*Exercise details*
Below are some records; work out how many of their lines contain "this" and give the number only.

*Supplied material*
* START *

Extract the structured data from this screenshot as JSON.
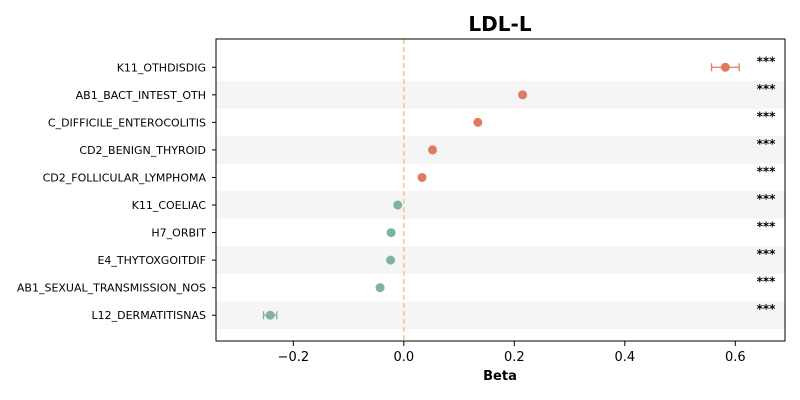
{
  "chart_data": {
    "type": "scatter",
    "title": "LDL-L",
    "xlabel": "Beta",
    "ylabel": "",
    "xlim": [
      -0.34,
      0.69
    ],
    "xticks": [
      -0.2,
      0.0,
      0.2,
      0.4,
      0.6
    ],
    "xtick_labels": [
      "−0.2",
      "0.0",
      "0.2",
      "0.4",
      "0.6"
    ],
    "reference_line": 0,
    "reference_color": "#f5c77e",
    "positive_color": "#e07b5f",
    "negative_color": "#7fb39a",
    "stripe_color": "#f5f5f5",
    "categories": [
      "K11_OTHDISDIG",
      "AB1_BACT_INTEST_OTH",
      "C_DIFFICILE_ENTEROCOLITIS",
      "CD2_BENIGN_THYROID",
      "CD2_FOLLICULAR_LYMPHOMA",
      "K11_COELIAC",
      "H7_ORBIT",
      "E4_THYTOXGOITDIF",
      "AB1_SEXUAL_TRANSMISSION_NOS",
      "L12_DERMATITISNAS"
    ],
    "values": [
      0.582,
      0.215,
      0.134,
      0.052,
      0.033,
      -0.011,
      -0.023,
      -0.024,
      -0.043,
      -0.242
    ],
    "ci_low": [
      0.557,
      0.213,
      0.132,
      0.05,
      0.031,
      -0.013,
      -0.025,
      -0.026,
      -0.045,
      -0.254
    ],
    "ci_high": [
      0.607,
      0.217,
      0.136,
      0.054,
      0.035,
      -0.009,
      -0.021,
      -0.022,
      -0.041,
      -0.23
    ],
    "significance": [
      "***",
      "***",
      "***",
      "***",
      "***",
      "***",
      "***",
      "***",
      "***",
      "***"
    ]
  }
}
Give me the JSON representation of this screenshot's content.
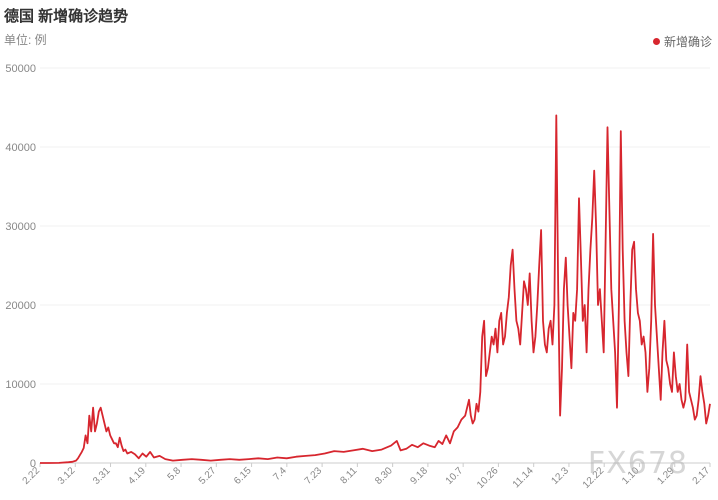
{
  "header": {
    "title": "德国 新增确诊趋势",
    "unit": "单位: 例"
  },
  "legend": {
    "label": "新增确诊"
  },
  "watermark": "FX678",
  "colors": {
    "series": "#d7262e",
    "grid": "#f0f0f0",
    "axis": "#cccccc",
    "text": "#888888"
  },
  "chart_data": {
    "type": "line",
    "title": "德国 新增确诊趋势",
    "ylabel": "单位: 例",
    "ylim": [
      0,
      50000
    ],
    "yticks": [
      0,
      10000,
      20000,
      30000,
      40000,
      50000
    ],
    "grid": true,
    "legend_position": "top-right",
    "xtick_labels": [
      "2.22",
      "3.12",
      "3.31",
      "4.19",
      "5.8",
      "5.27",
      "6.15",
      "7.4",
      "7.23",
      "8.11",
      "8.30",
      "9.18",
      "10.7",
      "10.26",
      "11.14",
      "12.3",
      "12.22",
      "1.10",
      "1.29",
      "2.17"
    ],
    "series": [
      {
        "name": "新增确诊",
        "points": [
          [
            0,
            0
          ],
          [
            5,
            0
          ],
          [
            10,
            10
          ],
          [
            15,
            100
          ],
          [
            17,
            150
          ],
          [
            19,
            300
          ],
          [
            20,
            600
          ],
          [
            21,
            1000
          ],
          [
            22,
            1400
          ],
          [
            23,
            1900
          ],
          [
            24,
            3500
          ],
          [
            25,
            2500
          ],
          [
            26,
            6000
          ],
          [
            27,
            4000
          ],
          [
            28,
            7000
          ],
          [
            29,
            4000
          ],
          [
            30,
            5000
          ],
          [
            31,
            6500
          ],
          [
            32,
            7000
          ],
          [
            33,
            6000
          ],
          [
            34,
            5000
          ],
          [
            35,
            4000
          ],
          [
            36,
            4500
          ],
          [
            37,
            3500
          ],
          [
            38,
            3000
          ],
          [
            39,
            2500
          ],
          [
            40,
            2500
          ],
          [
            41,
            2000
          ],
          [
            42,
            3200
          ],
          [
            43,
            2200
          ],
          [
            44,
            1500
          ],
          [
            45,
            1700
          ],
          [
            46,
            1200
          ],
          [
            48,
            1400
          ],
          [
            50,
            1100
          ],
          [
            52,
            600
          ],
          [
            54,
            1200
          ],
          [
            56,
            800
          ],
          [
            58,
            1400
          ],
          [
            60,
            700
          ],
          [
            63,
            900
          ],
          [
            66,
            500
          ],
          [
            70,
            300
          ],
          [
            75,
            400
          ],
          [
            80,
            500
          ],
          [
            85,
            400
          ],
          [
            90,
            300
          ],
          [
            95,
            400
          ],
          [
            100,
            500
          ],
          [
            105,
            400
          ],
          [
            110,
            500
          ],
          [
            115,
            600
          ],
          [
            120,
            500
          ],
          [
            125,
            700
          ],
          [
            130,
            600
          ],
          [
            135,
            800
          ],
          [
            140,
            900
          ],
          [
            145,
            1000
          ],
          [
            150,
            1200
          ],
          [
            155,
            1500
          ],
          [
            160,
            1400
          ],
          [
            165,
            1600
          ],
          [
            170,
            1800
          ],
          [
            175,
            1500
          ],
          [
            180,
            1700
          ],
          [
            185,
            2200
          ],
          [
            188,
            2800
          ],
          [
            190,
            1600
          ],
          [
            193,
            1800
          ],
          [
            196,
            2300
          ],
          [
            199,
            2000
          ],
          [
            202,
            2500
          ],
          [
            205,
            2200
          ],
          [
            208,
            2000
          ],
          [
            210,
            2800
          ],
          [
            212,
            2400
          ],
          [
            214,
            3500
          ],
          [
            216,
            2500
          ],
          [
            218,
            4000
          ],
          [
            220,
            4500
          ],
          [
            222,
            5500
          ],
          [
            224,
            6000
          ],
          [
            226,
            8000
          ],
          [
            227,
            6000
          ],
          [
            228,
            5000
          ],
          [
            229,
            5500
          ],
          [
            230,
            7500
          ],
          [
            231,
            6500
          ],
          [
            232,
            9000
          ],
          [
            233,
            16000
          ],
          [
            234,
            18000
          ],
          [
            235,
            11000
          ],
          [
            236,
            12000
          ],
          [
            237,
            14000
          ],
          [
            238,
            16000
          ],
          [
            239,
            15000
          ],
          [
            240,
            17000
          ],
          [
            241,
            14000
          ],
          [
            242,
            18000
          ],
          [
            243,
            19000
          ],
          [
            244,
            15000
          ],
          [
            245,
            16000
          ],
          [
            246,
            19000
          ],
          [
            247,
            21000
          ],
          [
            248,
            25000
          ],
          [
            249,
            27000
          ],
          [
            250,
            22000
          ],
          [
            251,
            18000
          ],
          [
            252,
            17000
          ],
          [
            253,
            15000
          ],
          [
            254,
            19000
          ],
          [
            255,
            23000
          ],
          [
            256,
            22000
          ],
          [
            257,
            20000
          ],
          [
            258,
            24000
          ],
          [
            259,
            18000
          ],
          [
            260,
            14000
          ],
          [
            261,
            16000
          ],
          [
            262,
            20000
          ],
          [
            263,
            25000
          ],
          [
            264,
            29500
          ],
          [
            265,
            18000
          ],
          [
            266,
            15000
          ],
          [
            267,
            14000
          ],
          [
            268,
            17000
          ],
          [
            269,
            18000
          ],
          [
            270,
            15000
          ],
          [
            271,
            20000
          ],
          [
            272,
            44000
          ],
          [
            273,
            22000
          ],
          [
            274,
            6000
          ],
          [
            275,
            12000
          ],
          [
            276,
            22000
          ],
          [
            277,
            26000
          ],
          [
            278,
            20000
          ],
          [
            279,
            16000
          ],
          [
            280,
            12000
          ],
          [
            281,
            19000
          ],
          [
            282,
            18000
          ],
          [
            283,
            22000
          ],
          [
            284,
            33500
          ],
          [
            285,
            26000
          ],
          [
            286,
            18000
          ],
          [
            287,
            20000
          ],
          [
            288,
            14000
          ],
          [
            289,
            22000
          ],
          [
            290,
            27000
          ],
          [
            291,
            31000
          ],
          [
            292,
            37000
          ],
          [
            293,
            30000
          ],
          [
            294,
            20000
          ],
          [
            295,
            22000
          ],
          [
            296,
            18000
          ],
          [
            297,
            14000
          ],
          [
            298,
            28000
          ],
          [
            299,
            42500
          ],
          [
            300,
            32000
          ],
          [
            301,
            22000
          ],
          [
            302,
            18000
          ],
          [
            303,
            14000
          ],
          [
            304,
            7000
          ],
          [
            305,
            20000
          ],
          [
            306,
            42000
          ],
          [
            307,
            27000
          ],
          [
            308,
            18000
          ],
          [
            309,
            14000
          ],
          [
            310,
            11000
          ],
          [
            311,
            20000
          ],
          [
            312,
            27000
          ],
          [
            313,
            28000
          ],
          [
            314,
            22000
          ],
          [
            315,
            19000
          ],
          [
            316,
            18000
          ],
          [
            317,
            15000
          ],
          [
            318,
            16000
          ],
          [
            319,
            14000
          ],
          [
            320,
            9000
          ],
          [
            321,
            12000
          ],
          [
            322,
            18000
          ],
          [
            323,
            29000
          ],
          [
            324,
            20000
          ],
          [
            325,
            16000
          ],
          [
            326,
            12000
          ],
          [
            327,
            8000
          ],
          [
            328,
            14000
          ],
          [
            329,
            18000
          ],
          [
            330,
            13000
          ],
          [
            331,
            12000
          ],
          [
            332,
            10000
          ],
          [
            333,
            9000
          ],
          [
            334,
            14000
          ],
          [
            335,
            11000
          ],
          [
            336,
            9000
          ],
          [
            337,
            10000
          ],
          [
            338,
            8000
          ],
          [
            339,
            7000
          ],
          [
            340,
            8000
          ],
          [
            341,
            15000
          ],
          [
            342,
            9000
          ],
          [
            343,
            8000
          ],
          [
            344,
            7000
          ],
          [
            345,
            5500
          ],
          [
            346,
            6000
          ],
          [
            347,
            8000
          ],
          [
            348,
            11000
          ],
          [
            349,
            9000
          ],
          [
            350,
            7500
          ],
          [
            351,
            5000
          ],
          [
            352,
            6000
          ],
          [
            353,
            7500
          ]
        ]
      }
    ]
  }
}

* END *

*Task result*
2